Count the lines in the items below that contain the string "pair". Reply with the number alone.

[Dataset entries]
··········
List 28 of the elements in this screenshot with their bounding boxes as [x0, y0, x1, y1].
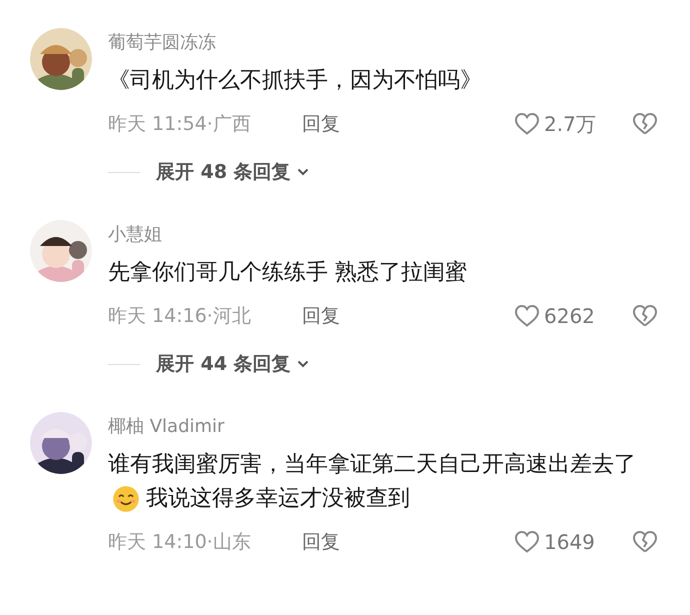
broken-heart-icon[interactable]: [632, 112, 658, 136]
like-button[interactable]: 2.7万: [514, 110, 632, 138]
heart-icon: [514, 304, 540, 328]
broken-heart-icon[interactable]: [632, 304, 658, 328]
reply-button[interactable]: 回复: [302, 111, 340, 137]
chevron-down-icon: [296, 360, 309, 368]
comment-text: 差去了: [570, 451, 636, 479]
smile-emoji-icon: [112, 485, 140, 513]
comment-time: 昨天 14:10·山东: [108, 530, 252, 555]
comment-time: 昨天 11:54·广西: [108, 112, 252, 137]
comment-text: 《司机为什么不抓扶手，因为不怕吗》: [108, 67, 482, 95]
chevron-down-icon: [296, 168, 309, 176]
reply-button[interactable]: 回复: [302, 303, 340, 329]
reply-button[interactable]: 回复: [302, 529, 340, 555]
comment-time: 昨天 14:16·河北: [108, 304, 252, 329]
heart-icon: [514, 112, 540, 136]
heart-icon: [514, 530, 540, 554]
comment-text: 我说这得多幸运才没被查到: [146, 485, 410, 513]
like-button[interactable]: 1649: [514, 530, 632, 554]
expand-replies-button[interactable]: 展开 44 条回复: [156, 351, 309, 377]
user-name[interactable]: 椰柚 Vladimir: [108, 414, 224, 440]
expand-replies-button[interactable]: 展开 48 条回复: [156, 159, 309, 185]
user-name[interactable]: 小慧姐: [108, 222, 162, 248]
comment-text: 谁有我闺蜜厉害，当年拿证第二天自己开高速出: [108, 451, 570, 479]
comment-text: 先拿你们哥几个练练手 熟悉了拉闺蜜: [108, 259, 467, 287]
user-name[interactable]: 葡萄芋圆冻冻: [108, 30, 216, 56]
broken-heart-icon[interactable]: [632, 530, 658, 554]
like-button[interactable]: 6262: [514, 304, 632, 328]
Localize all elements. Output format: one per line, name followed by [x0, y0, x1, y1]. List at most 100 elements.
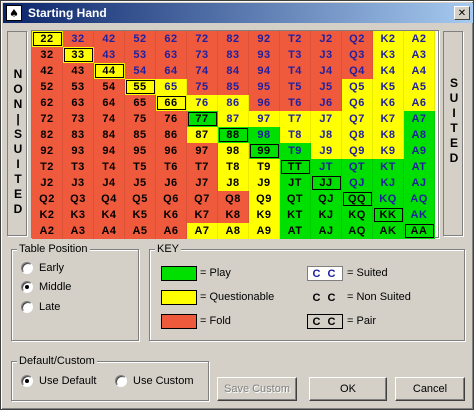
hand-cell-suited[interactable]: K8 — [373, 127, 404, 143]
hand-cell-suited[interactable]: T5 — [280, 79, 311, 95]
hand-cell-non-suited[interactable]: 62 — [32, 95, 63, 111]
hand-cell-non-suited[interactable]: 63 — [63, 95, 94, 111]
hand-cell-non-suited[interactable]: J8 — [218, 175, 249, 191]
hand-cell-suited[interactable]: 52 — [125, 31, 156, 47]
hand-cell-suited[interactable]: 94 — [249, 63, 280, 79]
hand-cell-non-suited[interactable]: 96 — [156, 143, 187, 159]
radio-middle-indicator[interactable] — [21, 281, 33, 293]
hand-cell-non-suited[interactable]: A8 — [218, 223, 249, 239]
hand-cell-non-suited[interactable]: J4 — [94, 175, 125, 191]
hand-cell-suited[interactable]: K7 — [373, 111, 404, 127]
hand-cell-non-suited[interactable]: K5 — [125, 207, 156, 223]
hand-cell-suited[interactable]: J4 — [311, 63, 342, 79]
radio-late[interactable]: Late — [21, 301, 60, 313]
hand-cell-non-suited[interactable]: 85 — [125, 127, 156, 143]
hand-cell-suited[interactable]: 43 — [94, 47, 125, 63]
hand-cell-non-suited[interactable]: A5 — [125, 223, 156, 239]
hand-cell-non-suited[interactable]: A2 — [32, 223, 63, 239]
hand-cell-non-suited[interactable]: QJ — [311, 191, 342, 207]
hand-cell-non-suited[interactable]: 43 — [63, 63, 94, 79]
hand-cell-non-suited[interactable]: K9 — [249, 207, 280, 223]
hand-cell-non-suited[interactable]: KT — [280, 207, 311, 223]
hand-cell-suited[interactable]: 92 — [249, 31, 280, 47]
hand-cell-non-suited[interactable]: J2 — [32, 175, 63, 191]
hand-cell-suited[interactable]: 63 — [156, 47, 187, 63]
hand-cell-suited[interactable]: A2 — [404, 31, 435, 47]
hand-cell-non-suited[interactable]: 54 — [94, 79, 125, 95]
hand-cell-non-suited[interactable]: AQ — [342, 223, 373, 239]
hand-cell-suited[interactable]: JT — [311, 159, 342, 175]
radio-use-default-indicator[interactable] — [21, 375, 33, 387]
hand-cell-suited[interactable]: 76 — [187, 95, 218, 111]
hand-cell-non-suited[interactable]: T6 — [156, 159, 187, 175]
hand-cell-suited[interactable]: Q2 — [342, 31, 373, 47]
hand-cell-suited[interactable]: A3 — [404, 47, 435, 63]
hand-cell-pair[interactable]: QQ — [342, 191, 373, 207]
hand-cell-non-suited[interactable]: Q5 — [125, 191, 156, 207]
hand-cell-non-suited[interactable]: K7 — [187, 207, 218, 223]
hand-cell-suited[interactable]: Q9 — [342, 143, 373, 159]
hand-cell-non-suited[interactable]: K2 — [32, 207, 63, 223]
hand-cell-suited[interactable]: 85 — [218, 79, 249, 95]
hand-cell-suited[interactable]: AK — [404, 207, 435, 223]
hand-cell-pair[interactable]: 22 — [32, 31, 63, 47]
hand-cell-suited[interactable]: J2 — [311, 31, 342, 47]
hand-cell-non-suited[interactable]: JT — [280, 175, 311, 191]
hand-cell-non-suited[interactable]: K4 — [94, 207, 125, 223]
hand-cell-suited[interactable]: AT — [404, 159, 435, 175]
hand-cell-suited[interactable]: KT — [373, 159, 404, 175]
hand-cell-suited[interactable]: 32 — [63, 31, 94, 47]
hand-cell-non-suited[interactable]: 97 — [187, 143, 218, 159]
hand-cell-non-suited[interactable]: J7 — [187, 175, 218, 191]
hand-cell-suited[interactable]: Q6 — [342, 95, 373, 111]
hand-cell-suited[interactable]: 73 — [187, 47, 218, 63]
hand-cell-non-suited[interactable]: K8 — [218, 207, 249, 223]
hand-cell-suited[interactable]: Q3 — [342, 47, 373, 63]
hand-cell-suited[interactable]: K2 — [373, 31, 404, 47]
hand-cell-non-suited[interactable]: Q4 — [94, 191, 125, 207]
hand-cell-non-suited[interactable]: 42 — [32, 63, 63, 79]
hand-cell-suited[interactable]: 72 — [187, 31, 218, 47]
hand-cell-non-suited[interactable]: 52 — [32, 79, 63, 95]
ok-button[interactable]: OK — [309, 377, 387, 401]
hand-cell-suited[interactable]: 62 — [156, 31, 187, 47]
title-bar[interactable]: ♠ Starting Hand ✕ — [3, 3, 473, 23]
hand-cell-non-suited[interactable]: 95 — [125, 143, 156, 159]
hand-cell-suited[interactable]: 86 — [218, 95, 249, 111]
hand-cell-suited[interactable]: 87 — [218, 111, 249, 127]
hand-cell-non-suited[interactable]: T8 — [218, 159, 249, 175]
hand-cell-suited[interactable]: 97 — [249, 111, 280, 127]
hand-cell-non-suited[interactable]: Q2 — [32, 191, 63, 207]
hand-cell-suited[interactable]: K9 — [373, 143, 404, 159]
hand-cell-non-suited[interactable]: J5 — [125, 175, 156, 191]
hand-cell-pair[interactable]: 44 — [94, 63, 125, 79]
hand-cell-suited[interactable]: J9 — [311, 143, 342, 159]
hand-cell-non-suited[interactable]: A7 — [187, 223, 218, 239]
hand-cell-non-suited[interactable]: J9 — [249, 175, 280, 191]
hand-cell-non-suited[interactable]: T7 — [187, 159, 218, 175]
hand-cell-pair[interactable]: 88 — [218, 127, 249, 143]
hand-cell-non-suited[interactable]: 84 — [94, 127, 125, 143]
hand-cell-pair[interactable]: JJ — [311, 175, 342, 191]
radio-late-indicator[interactable] — [21, 301, 33, 313]
hand-cell-suited[interactable]: T6 — [280, 95, 311, 111]
hand-cell-non-suited[interactable]: 73 — [63, 111, 94, 127]
hand-cell-suited[interactable]: QJ — [342, 175, 373, 191]
hand-cell-non-suited[interactable]: A4 — [94, 223, 125, 239]
hand-cell-non-suited[interactable]: Q6 — [156, 191, 187, 207]
hand-cell-suited[interactable]: Q5 — [342, 79, 373, 95]
hand-cell-non-suited[interactable]: 98 — [218, 143, 249, 159]
hand-cell-non-suited[interactable]: AJ — [311, 223, 342, 239]
save-custom-button[interactable]: Save Custom — [217, 377, 297, 401]
hand-cell-non-suited[interactable]: 72 — [32, 111, 63, 127]
hand-cell-suited[interactable]: J5 — [311, 79, 342, 95]
hand-cell-suited[interactable]: 75 — [187, 79, 218, 95]
hand-cell-suited[interactable]: A5 — [404, 79, 435, 95]
hand-cell-non-suited[interactable]: 92 — [32, 143, 63, 159]
hand-cell-suited[interactable]: 93 — [249, 47, 280, 63]
hand-cell-suited[interactable]: T8 — [280, 127, 311, 143]
hand-cell-suited[interactable]: A9 — [404, 143, 435, 159]
hand-cell-non-suited[interactable]: AK — [373, 223, 404, 239]
hand-cell-non-suited[interactable]: 75 — [125, 111, 156, 127]
hand-cell-non-suited[interactable]: QT — [280, 191, 311, 207]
··········
> REPLY: 5